** START OF Recorded data **
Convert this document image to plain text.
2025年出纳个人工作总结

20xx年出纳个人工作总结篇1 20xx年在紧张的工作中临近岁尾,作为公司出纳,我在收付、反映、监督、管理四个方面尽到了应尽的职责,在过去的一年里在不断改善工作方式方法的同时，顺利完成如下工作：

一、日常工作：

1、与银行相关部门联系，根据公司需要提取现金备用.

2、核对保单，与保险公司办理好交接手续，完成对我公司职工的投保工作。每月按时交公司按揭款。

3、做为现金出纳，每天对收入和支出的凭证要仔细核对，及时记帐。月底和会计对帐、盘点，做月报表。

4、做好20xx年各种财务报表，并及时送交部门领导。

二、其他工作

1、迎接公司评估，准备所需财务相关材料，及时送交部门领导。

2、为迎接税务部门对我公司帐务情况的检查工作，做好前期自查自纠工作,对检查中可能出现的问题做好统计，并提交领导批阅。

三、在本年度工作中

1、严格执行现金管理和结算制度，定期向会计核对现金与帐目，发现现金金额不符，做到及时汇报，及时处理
** END OF Recorded data **
Exercise requirements: Your task is to output all of the data above word for word.

Answer for this exercise:
Convert this document image to plain text.
2025年出纳个人工作总结

20xx年出纳个人工作总结篇1 20xx年在紧张的工作中临近岁尾,作为公司出纳,我在收付、反映、监督、管理四个方面尽到了应尽的职责,在过去的一年里在不断改善工作方式方法的同时，顺利完成如下工作：

一、日常工作：

1、与银行相关部门联系，根据公司需要提取现金备用.

2、核对保单，与保险公司办理好交接手续，完成对我公司职工的投保工作。每月按时交公司按揭款。

3、做为现金出纳，每天对收入和支出的凭证要仔细核对，及时记帐。月底和会计对帐、盘点，做月报表。

4、做好20xx年各种财务报表，并及时送交部门领导。

二、其他工作

1、迎接公司评估，准备所需财务相关材料，及时送交部门领导。

2、为迎接税务部门对我公司帐务情况的检查工作，做好前期自查自纠工作,对检查中可能出现的问题做好统计，并提交领导批阅。

三、在本年度工作中

1、严格执行现金管理和结算制度，定期向会计核对现金与帐目，发现现金金额不符，做到及时汇报，及时处理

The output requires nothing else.